> TO BE DONE: Can you write out all the lines word for word, with no pictures?

> EXTRACTED INFORMATION:
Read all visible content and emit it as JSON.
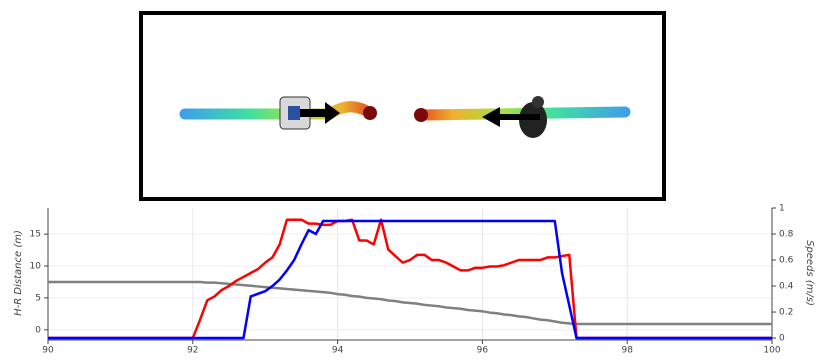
{
  "chart_data": {
    "type": "line",
    "x": [
      90,
      91,
      92,
      92.1,
      92.2,
      92.3,
      92.4,
      92.5,
      92.6,
      92.7,
      92.8,
      92.9,
      93.0,
      93.1,
      93.2,
      93.3,
      93.4,
      93.5,
      93.6,
      93.7,
      93.8,
      93.9,
      94.0,
      94.1,
      94.2,
      94.3,
      94.4,
      94.5,
      94.6,
      94.7,
      94.8,
      94.9,
      95.0,
      95.1,
      95.2,
      95.3,
      95.4,
      95.5,
      95.6,
      95.7,
      95.8,
      95.9,
      96.0,
      96.1,
      96.2,
      96.3,
      96.4,
      96.5,
      96.6,
      96.7,
      96.8,
      96.9,
      97.0,
      97.1,
      97.2,
      97.3,
      97.4,
      98,
      99,
      100
    ],
    "series": [
      {
        "color": "#808080",
        "axis": "y",
        "values": [
          7.5,
          7.5,
          7.5,
          7.5,
          7.4,
          7.4,
          7.3,
          7.2,
          7.1,
          7.0,
          6.9,
          6.8,
          6.7,
          6.6,
          6.5,
          6.4,
          6.3,
          6.2,
          6.1,
          6.0,
          5.9,
          5.8,
          5.6,
          5.5,
          5.3,
          5.2,
          5.0,
          4.9,
          4.8,
          4.6,
          4.5,
          4.3,
          4.2,
          4.1,
          3.9,
          3.8,
          3.7,
          3.5,
          3.4,
          3.3,
          3.1,
          3.0,
          2.9,
          2.7,
          2.6,
          2.4,
          2.3,
          2.1,
          2.0,
          1.8,
          1.6,
          1.5,
          1.3,
          1.1,
          1.0,
          0.9,
          0.9,
          0.9,
          0.9,
          0.9
        ]
      },
      {
        "color": "#ff0000",
        "axis": "y2",
        "values": [
          0,
          0,
          0,
          0.14,
          0.29,
          0.32,
          0.37,
          0.4,
          0.44,
          0.47,
          0.5,
          0.53,
          0.58,
          0.62,
          0.72,
          0.91,
          0.91,
          0.91,
          0.88,
          0.88,
          0.87,
          0.87,
          0.9,
          0.9,
          0.91,
          0.75,
          0.75,
          0.72,
          0.91,
          0.68,
          0.63,
          0.58,
          0.6,
          0.64,
          0.64,
          0.6,
          0.6,
          0.58,
          0.55,
          0.52,
          0.52,
          0.54,
          0.54,
          0.55,
          0.55,
          0.56,
          0.58,
          0.6,
          0.6,
          0.6,
          0.6,
          0.62,
          0.62,
          0.63,
          0.64,
          0,
          0,
          0,
          0,
          0
        ]
      },
      {
        "color": "#0000ff",
        "axis": "y2",
        "values": [
          0,
          0,
          0,
          0,
          0,
          0,
          0,
          0,
          0,
          0,
          0.32,
          0.34,
          0.36,
          0.4,
          0.45,
          0.52,
          0.6,
          0.72,
          0.83,
          0.8,
          0.9,
          0.9,
          0.9,
          0.9,
          0.9,
          0.9,
          0.9,
          0.9,
          0.9,
          0.9,
          0.9,
          0.9,
          0.9,
          0.9,
          0.9,
          0.9,
          0.9,
          0.9,
          0.9,
          0.9,
          0.9,
          0.9,
          0.9,
          0.9,
          0.9,
          0.9,
          0.9,
          0.9,
          0.9,
          0.9,
          0.9,
          0.9,
          0.9,
          0.5,
          0.25,
          0,
          0,
          0,
          0,
          0
        ]
      }
    ],
    "xlim": [
      90,
      100
    ],
    "xticks": [
      90,
      92,
      94,
      96,
      98,
      100
    ],
    "ylim": [
      -1.6,
      19.1
    ],
    "yticks": [
      0,
      5,
      10,
      15
    ],
    "y2lim": [
      -0.015,
      1.0
    ],
    "y2ticks": [
      0,
      0.2,
      0.4,
      0.6,
      0.8,
      1
    ],
    "ylabel": "H-R Distance (m)",
    "y2label": "Speeds (m/s)",
    "grid": true
  }
}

> RESPONSE TO THIS TASK:
Read all visible content and emit it as JSON.
{
  "chart_data": {
    "type": "line",
    "x": [
      90,
      91,
      92,
      92.1,
      92.2,
      92.3,
      92.4,
      92.5,
      92.6,
      92.7,
      92.8,
      92.9,
      93.0,
      93.1,
      93.2,
      93.3,
      93.4,
      93.5,
      93.6,
      93.7,
      93.8,
      93.9,
      94.0,
      94.1,
      94.2,
      94.3,
      94.4,
      94.5,
      94.6,
      94.7,
      94.8,
      94.9,
      95.0,
      95.1,
      95.2,
      95.3,
      95.4,
      95.5,
      95.6,
      95.7,
      95.8,
      95.9,
      96.0,
      96.1,
      96.2,
      96.3,
      96.4,
      96.5,
      96.6,
      96.7,
      96.8,
      96.9,
      97.0,
      97.1,
      97.2,
      97.3,
      97.4,
      98,
      99,
      100
    ],
    "series": [
      {
        "color": "#808080",
        "axis": "y",
        "values": [
          7.5,
          7.5,
          7.5,
          7.5,
          7.4,
          7.4,
          7.3,
          7.2,
          7.1,
          7.0,
          6.9,
          6.8,
          6.7,
          6.6,
          6.5,
          6.4,
          6.3,
          6.2,
          6.1,
          6.0,
          5.9,
          5.8,
          5.6,
          5.5,
          5.3,
          5.2,
          5.0,
          4.9,
          4.8,
          4.6,
          4.5,
          4.3,
          4.2,
          4.1,
          3.9,
          3.8,
          3.7,
          3.5,
          3.4,
          3.3,
          3.1,
          3.0,
          2.9,
          2.7,
          2.6,
          2.4,
          2.3,
          2.1,
          2.0,
          1.8,
          1.6,
          1.5,
          1.3,
          1.1,
          1.0,
          0.9,
          0.9,
          0.9,
          0.9,
          0.9
        ]
      },
      {
        "color": "#ff0000",
        "axis": "y2",
        "values": [
          0,
          0,
          0,
          0.14,
          0.29,
          0.32,
          0.37,
          0.4,
          0.44,
          0.47,
          0.5,
          0.53,
          0.58,
          0.62,
          0.72,
          0.91,
          0.91,
          0.91,
          0.88,
          0.88,
          0.87,
          0.87,
          0.9,
          0.9,
          0.91,
          0.75,
          0.75,
          0.72,
          0.91,
          0.68,
          0.63,
          0.58,
          0.6,
          0.64,
          0.64,
          0.6,
          0.6,
          0.58,
          0.55,
          0.52,
          0.52,
          0.54,
          0.54,
          0.55,
          0.55,
          0.56,
          0.58,
          0.6,
          0.6,
          0.6,
          0.6,
          0.62,
          0.62,
          0.63,
          0.64,
          0,
          0,
          0,
          0,
          0
        ]
      },
      {
        "color": "#0000ff",
        "axis": "y2",
        "values": [
          0,
          0,
          0,
          0,
          0,
          0,
          0,
          0,
          0,
          0,
          0.32,
          0.34,
          0.36,
          0.4,
          0.45,
          0.52,
          0.6,
          0.72,
          0.83,
          0.8,
          0.9,
          0.9,
          0.9,
          0.9,
          0.9,
          0.9,
          0.9,
          0.9,
          0.9,
          0.9,
          0.9,
          0.9,
          0.9,
          0.9,
          0.9,
          0.9,
          0.9,
          0.9,
          0.9,
          0.9,
          0.9,
          0.9,
          0.9,
          0.9,
          0.9,
          0.9,
          0.9,
          0.9,
          0.9,
          0.9,
          0.9,
          0.9,
          0.9,
          0.5,
          0.25,
          0,
          0,
          0,
          0,
          0
        ]
      }
    ],
    "xlim": [
      90,
      100
    ],
    "xticks": [
      90,
      92,
      94,
      96,
      98,
      100
    ],
    "ylim": [
      -1.6,
      19.1
    ],
    "yticks": [
      0,
      5,
      10,
      15
    ],
    "y2lim": [
      -0.015,
      1.0
    ],
    "y2ticks": [
      0,
      0.2,
      0.4,
      0.6,
      0.8,
      1
    ],
    "ylabel": "H-R Distance (m)",
    "y2label": "Speeds (m/s)",
    "grid": true
  }
}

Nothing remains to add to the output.